TASK DESCRIPTION: Copy out all of the material exactly as presented.

DATASET ROWS:

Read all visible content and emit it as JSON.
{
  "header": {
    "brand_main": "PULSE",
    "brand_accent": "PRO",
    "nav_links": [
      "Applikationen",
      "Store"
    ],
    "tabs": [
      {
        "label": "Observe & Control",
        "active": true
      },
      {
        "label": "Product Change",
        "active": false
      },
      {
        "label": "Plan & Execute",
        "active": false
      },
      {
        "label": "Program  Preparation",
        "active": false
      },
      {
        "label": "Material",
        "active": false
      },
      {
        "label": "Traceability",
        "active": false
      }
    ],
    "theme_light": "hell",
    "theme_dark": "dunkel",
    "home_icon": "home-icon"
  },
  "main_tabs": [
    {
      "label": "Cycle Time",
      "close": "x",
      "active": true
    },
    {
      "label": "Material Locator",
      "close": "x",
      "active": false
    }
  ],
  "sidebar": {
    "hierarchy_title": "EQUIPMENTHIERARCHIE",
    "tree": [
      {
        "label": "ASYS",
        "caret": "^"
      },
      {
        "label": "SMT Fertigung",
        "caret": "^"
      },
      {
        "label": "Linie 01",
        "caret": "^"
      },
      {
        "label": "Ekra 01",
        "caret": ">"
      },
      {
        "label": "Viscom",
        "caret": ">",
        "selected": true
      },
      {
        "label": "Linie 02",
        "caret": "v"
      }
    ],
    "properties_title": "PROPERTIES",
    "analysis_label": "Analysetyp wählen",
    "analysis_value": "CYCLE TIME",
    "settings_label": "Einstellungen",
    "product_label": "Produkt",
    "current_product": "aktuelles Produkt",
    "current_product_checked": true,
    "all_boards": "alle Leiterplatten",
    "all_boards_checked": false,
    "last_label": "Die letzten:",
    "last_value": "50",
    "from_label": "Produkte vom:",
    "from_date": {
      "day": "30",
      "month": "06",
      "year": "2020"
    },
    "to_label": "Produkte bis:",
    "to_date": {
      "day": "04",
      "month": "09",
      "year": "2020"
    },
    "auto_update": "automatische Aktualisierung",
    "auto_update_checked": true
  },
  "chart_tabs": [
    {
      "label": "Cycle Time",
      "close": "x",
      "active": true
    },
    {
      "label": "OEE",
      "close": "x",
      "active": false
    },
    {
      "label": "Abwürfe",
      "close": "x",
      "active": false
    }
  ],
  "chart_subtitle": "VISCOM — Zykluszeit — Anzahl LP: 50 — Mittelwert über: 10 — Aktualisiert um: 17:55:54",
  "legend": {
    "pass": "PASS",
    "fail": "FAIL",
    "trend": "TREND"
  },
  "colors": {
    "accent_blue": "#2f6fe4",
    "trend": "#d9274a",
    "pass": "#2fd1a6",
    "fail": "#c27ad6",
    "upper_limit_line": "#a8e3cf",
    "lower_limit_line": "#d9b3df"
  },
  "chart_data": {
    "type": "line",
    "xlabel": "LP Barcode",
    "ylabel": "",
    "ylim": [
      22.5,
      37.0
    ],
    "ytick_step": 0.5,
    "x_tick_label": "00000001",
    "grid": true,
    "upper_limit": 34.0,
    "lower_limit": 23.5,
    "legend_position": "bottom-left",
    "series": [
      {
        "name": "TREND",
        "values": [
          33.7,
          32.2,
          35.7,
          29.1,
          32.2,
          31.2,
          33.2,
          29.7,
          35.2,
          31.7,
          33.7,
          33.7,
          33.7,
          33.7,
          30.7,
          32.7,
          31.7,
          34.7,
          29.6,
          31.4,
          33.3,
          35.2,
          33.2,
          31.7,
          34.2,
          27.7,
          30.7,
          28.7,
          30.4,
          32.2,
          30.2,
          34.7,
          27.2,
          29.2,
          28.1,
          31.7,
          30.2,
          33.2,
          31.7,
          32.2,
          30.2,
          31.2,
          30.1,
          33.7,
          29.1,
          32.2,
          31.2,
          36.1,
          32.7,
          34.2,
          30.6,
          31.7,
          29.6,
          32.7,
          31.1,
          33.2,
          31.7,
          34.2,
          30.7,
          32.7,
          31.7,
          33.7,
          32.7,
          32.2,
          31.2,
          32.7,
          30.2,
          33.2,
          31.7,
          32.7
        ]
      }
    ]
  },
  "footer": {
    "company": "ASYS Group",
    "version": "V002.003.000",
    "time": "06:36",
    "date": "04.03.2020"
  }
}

RESULT BELOW:
Read all visible content and emit it as JSON.
{
  "header": {
    "brand_main": "PULSE",
    "brand_accent": "PRO",
    "nav_links": [
      "Applikationen",
      "Store"
    ],
    "tabs": [
      {
        "label": "Observe & Control",
        "active": true
      },
      {
        "label": "Product Change",
        "active": false
      },
      {
        "label": "Plan & Execute",
        "active": false
      },
      {
        "label": "Program  Preparation",
        "active": false
      },
      {
        "label": "Material",
        "active": false
      },
      {
        "label": "Traceability",
        "active": false
      }
    ],
    "theme_light": "hell",
    "theme_dark": "dunkel",
    "home_icon": "home-icon"
  },
  "main_tabs": [
    {
      "label": "Cycle Time",
      "close": "x",
      "active": true
    },
    {
      "label": "Material Locator",
      "close": "x",
      "active": false
    }
  ],
  "sidebar": {
    "hierarchy_title": "EQUIPMENTHIERARCHIE",
    "tree": [
      {
        "label": "ASYS",
        "caret": "^"
      },
      {
        "label": "SMT Fertigung",
        "caret": "^"
      },
      {
        "label": "Linie 01",
        "caret": "^"
      },
      {
        "label": "Ekra 01",
        "caret": ">"
      },
      {
        "label": "Viscom",
        "caret": ">",
        "selected": true
      },
      {
        "label": "Linie 02",
        "caret": "v"
      }
    ],
    "properties_title": "PROPERTIES",
    "analysis_label": "Analysetyp wählen",
    "analysis_value": "CYCLE TIME",
    "settings_label": "Einstellungen",
    "product_label": "Produkt",
    "current_product": "aktuelles Produkt",
    "current_product_checked": true,
    "all_boards": "alle Leiterplatten",
    "all_boards_checked": false,
    "last_label": "Die letzten:",
    "last_value": "50",
    "from_label": "Produkte vom:",
    "from_date": {
      "day": "30",
      "month": "06",
      "year": "2020"
    },
    "to_label": "Produkte bis:",
    "to_date": {
      "day": "04",
      "month": "09",
      "year": "2020"
    },
    "auto_update": "automatische Aktualisierung",
    "auto_update_checked": true
  },
  "chart_tabs": [
    {
      "label": "Cycle Time",
      "close": "x",
      "active": true
    },
    {
      "label": "OEE",
      "close": "x",
      "active": false
    },
    {
      "label": "Abwürfe",
      "close": "x",
      "active": false
    }
  ],
  "chart_subtitle": "VISCOM — Zykluszeit — Anzahl LP: 50 — Mittelwert über: 10 — Aktualisiert um: 17:55:54",
  "legend": {
    "pass": "PASS",
    "fail": "FAIL",
    "trend": "TREND"
  },
  "colors": {
    "accent_blue": "#2f6fe4",
    "trend": "#d9274a",
    "pass": "#2fd1a6",
    "fail": "#c27ad6",
    "upper_limit_line": "#a8e3cf",
    "lower_limit_line": "#d9b3df"
  },
  "chart_data": {
    "type": "line",
    "xlabel": "LP Barcode",
    "ylabel": "",
    "ylim": [
      22.5,
      37.0
    ],
    "ytick_step": 0.5,
    "x_tick_label": "00000001",
    "grid": true,
    "upper_limit": 34.0,
    "lower_limit": 23.5,
    "legend_position": "bottom-left",
    "series": [
      {
        "name": "TREND",
        "values": [
          33.7,
          32.2,
          35.7,
          29.1,
          32.2,
          31.2,
          33.2,
          29.7,
          35.2,
          31.7,
          33.7,
          33.7,
          33.7,
          33.7,
          30.7,
          32.7,
          31.7,
          34.7,
          29.6,
          31.4,
          33.3,
          35.2,
          33.2,
          31.7,
          34.2,
          27.7,
          30.7,
          28.7,
          30.4,
          32.2,
          30.2,
          34.7,
          27.2,
          29.2,
          28.1,
          31.7,
          30.2,
          33.2,
          31.7,
          32.2,
          30.2,
          31.2,
          30.1,
          33.7,
          29.1,
          32.2,
          31.2,
          36.1,
          32.7,
          34.2,
          30.6,
          31.7,
          29.6,
          32.7,
          31.1,
          33.2,
          31.7,
          34.2,
          30.7,
          32.7,
          31.7,
          33.7,
          32.7,
          32.2,
          31.2,
          32.7,
          30.2,
          33.2,
          31.7,
          32.7
        ]
      }
    ]
  },
  "footer": {
    "company": "ASYS Group",
    "version": "V002.003.000",
    "time": "06:36",
    "date": "04.03.2020"
  }
}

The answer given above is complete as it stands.